§ **RECORDS TO USE**
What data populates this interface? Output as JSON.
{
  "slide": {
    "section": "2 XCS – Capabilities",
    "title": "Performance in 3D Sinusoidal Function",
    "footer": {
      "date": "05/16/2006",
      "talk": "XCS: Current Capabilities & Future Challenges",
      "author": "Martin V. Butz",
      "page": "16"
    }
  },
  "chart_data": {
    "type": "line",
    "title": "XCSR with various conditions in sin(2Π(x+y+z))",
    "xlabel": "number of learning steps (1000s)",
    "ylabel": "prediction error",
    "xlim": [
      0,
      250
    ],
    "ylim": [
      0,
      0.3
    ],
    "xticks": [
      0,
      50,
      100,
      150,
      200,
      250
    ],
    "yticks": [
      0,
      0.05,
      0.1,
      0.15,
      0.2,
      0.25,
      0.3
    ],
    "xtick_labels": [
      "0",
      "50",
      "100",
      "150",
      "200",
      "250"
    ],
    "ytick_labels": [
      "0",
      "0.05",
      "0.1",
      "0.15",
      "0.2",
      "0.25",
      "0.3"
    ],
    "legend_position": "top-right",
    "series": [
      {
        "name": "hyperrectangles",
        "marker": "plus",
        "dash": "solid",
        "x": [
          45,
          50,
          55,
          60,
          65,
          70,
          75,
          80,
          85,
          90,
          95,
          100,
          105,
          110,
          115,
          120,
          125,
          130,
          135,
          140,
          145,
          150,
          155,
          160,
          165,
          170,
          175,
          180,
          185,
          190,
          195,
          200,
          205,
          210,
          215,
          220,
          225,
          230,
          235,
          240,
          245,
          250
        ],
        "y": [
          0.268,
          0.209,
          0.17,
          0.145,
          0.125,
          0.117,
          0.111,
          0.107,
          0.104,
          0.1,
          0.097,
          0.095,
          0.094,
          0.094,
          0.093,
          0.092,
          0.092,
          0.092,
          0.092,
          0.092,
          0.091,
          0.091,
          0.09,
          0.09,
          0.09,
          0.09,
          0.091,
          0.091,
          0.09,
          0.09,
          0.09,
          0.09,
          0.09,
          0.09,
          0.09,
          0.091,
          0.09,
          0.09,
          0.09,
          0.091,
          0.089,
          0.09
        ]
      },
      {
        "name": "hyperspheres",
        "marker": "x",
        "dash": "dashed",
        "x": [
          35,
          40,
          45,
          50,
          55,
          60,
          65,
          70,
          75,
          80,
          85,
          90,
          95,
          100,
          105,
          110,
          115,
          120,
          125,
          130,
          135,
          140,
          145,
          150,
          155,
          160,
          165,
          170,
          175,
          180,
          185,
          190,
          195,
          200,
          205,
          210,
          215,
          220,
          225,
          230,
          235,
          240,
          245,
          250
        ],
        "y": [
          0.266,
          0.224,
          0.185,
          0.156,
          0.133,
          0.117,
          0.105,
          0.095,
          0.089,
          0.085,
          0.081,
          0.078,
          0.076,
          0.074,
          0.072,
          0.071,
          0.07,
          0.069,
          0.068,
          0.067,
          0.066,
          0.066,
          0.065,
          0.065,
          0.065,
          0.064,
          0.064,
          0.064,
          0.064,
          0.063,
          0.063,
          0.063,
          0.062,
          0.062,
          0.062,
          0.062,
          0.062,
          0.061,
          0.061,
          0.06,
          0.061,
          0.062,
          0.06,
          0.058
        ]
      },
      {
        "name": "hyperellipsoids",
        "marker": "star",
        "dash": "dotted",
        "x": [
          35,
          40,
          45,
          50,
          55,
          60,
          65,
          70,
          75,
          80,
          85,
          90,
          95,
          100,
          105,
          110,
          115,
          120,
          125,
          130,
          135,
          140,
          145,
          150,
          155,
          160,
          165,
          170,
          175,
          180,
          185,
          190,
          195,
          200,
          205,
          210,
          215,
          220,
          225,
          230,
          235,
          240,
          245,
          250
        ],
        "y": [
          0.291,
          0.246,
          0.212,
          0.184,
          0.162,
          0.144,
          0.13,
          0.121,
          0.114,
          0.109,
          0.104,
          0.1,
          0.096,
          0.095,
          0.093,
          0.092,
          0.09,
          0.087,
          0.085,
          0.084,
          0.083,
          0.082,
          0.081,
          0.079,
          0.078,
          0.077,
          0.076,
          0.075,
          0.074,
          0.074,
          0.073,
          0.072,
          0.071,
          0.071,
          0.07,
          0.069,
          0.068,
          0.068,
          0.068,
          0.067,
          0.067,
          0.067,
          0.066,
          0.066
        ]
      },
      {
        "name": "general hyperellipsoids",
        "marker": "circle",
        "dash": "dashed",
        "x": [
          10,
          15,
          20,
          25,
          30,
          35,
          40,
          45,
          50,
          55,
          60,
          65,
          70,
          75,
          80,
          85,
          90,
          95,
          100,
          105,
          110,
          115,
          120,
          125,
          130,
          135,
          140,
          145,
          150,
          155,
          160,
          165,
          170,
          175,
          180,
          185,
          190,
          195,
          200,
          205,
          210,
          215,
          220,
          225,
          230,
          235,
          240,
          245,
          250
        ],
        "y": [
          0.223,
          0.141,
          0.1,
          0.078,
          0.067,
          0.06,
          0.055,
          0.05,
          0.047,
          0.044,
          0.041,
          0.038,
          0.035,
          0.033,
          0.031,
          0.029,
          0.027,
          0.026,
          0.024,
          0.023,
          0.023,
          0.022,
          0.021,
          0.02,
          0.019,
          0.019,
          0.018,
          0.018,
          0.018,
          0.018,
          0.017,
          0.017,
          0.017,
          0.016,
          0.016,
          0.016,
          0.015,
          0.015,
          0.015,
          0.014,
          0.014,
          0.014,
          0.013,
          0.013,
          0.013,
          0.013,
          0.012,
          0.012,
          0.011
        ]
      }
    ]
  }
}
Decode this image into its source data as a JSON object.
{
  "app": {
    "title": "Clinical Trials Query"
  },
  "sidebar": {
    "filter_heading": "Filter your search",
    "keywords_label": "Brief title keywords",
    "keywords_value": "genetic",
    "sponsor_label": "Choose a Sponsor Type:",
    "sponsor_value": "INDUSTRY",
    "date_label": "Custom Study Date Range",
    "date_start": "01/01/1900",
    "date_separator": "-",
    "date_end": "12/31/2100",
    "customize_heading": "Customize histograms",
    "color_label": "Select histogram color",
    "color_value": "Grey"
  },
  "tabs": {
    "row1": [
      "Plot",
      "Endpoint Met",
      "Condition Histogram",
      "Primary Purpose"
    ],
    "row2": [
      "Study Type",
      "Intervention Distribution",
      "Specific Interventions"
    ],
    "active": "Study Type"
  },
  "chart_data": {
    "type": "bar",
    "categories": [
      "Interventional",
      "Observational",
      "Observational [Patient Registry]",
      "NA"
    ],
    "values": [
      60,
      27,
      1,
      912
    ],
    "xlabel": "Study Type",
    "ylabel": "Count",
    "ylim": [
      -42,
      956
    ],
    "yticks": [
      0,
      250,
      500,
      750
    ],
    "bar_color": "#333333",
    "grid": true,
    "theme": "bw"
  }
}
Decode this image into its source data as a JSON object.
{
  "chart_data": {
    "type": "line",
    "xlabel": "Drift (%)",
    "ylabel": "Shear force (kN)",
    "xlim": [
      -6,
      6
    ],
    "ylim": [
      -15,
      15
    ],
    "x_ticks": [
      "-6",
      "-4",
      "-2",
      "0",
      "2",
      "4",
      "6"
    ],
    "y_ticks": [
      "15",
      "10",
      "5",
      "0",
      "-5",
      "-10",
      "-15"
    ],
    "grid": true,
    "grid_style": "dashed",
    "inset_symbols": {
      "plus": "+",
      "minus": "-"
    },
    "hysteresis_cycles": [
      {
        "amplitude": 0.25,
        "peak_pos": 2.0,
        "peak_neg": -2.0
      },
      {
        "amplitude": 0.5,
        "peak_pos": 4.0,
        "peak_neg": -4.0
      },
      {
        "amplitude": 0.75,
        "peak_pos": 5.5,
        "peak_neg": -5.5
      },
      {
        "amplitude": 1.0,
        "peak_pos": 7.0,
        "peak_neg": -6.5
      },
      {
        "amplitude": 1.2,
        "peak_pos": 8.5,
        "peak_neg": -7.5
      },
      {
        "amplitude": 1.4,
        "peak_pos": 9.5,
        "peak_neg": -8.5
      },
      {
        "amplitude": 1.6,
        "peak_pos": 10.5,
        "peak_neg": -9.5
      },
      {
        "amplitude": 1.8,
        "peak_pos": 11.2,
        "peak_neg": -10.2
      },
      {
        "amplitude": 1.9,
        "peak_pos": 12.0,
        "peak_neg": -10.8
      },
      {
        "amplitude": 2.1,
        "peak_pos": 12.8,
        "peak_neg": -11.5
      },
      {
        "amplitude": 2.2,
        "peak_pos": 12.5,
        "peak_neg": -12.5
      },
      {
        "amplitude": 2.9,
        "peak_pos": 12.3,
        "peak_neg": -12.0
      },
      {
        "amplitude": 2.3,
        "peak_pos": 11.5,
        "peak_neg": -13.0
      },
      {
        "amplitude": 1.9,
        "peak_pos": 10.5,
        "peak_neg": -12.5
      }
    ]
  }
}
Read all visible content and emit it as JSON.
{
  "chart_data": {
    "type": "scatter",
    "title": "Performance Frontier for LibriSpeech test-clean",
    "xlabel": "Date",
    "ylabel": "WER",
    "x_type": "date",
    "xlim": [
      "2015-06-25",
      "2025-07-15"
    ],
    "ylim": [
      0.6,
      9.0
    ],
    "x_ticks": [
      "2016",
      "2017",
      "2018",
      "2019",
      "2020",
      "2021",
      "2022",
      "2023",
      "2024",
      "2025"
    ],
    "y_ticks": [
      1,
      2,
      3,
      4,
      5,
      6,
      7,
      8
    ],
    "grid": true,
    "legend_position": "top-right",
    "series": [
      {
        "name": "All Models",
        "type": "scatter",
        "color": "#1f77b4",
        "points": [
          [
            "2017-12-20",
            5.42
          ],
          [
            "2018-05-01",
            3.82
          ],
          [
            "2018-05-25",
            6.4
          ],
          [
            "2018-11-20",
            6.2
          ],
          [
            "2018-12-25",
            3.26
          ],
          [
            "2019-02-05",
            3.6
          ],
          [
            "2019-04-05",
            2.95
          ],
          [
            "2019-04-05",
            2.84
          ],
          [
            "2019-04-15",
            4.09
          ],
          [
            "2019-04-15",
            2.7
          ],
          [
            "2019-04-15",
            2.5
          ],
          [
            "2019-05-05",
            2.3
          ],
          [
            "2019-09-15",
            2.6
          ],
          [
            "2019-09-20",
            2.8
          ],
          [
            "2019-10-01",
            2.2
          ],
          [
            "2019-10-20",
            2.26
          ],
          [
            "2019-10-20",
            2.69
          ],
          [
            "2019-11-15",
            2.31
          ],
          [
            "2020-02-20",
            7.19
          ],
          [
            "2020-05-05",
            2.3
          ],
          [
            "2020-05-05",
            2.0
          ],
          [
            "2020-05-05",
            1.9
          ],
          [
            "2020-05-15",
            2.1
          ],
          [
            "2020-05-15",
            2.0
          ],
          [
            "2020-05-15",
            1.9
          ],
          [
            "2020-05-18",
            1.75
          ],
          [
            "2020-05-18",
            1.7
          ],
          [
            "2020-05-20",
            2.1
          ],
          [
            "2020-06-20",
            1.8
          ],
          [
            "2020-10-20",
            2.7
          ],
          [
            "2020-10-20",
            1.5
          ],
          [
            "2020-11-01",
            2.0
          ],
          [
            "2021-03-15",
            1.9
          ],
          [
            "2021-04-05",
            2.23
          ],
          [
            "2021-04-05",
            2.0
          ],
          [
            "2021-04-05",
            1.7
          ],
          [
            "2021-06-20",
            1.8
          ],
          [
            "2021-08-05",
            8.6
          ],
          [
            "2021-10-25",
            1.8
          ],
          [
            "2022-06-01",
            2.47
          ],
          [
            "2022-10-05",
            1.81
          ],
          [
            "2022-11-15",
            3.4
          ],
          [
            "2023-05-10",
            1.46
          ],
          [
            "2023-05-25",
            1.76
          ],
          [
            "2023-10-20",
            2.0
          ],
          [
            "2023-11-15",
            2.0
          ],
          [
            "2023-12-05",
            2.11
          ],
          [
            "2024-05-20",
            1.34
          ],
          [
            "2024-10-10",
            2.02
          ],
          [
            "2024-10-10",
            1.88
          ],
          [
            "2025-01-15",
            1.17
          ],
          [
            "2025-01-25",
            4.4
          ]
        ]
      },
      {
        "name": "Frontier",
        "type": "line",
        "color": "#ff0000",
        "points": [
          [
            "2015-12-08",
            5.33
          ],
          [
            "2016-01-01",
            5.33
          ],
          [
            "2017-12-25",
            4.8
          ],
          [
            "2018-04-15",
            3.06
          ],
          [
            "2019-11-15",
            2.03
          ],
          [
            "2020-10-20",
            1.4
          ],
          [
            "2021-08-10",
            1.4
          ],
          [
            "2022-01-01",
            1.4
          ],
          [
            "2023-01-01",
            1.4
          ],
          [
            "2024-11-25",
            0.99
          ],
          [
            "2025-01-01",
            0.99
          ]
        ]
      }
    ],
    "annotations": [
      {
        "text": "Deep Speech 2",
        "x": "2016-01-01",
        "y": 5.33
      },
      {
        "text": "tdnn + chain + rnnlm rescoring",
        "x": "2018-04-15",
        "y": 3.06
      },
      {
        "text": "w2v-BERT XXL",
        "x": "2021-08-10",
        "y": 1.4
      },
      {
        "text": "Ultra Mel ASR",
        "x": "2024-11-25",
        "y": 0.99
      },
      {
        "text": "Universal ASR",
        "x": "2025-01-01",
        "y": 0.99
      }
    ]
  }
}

§ **WHAT IS REQUIRED**
Pick out the lines that include the word "Study" and write them out.

§ **WRITTEN RESPONSE**
    "date_label": "Custom Study Date Range",
      "Study Type",
    "active": "Study Type"
    "xlabel": "Study Type",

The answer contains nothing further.